→ **Exercise**: Find and copy every line in the records that includes the string "document".

═════ Records shown

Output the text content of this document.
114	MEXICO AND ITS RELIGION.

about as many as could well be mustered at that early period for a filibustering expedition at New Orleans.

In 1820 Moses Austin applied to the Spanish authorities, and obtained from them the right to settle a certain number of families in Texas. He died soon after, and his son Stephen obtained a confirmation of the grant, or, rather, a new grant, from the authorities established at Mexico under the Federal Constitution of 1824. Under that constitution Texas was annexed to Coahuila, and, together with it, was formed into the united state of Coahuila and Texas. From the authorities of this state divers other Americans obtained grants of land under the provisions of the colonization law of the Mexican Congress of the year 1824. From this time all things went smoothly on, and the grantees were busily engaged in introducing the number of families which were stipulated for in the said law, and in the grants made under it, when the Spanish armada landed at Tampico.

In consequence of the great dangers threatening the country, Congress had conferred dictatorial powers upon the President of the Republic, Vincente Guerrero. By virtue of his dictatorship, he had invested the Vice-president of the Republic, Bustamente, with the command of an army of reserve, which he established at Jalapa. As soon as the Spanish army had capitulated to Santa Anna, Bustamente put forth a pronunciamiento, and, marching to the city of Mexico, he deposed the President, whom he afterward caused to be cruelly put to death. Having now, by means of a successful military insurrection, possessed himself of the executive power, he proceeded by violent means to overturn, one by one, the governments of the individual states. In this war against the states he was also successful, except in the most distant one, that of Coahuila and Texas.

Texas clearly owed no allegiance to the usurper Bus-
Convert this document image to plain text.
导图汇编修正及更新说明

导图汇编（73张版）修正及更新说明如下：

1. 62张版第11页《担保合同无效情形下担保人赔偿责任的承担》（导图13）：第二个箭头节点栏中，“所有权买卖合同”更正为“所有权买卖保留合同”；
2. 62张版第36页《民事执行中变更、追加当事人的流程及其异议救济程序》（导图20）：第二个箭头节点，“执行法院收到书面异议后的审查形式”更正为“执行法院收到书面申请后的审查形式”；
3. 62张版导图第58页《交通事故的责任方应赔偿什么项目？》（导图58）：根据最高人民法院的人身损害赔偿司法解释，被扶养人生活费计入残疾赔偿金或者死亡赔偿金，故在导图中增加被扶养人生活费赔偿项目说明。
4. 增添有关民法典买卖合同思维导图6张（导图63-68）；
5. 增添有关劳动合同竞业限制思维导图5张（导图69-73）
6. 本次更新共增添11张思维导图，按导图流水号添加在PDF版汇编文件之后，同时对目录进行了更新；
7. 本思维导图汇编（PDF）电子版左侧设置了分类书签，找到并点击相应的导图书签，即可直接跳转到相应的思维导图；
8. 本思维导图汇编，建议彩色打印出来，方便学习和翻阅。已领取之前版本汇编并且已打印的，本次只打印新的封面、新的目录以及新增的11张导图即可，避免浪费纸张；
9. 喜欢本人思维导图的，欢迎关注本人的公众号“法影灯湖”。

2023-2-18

══════════

→ **Exercise answer**:
Output the text content of this document.
Convert this document image to plain text.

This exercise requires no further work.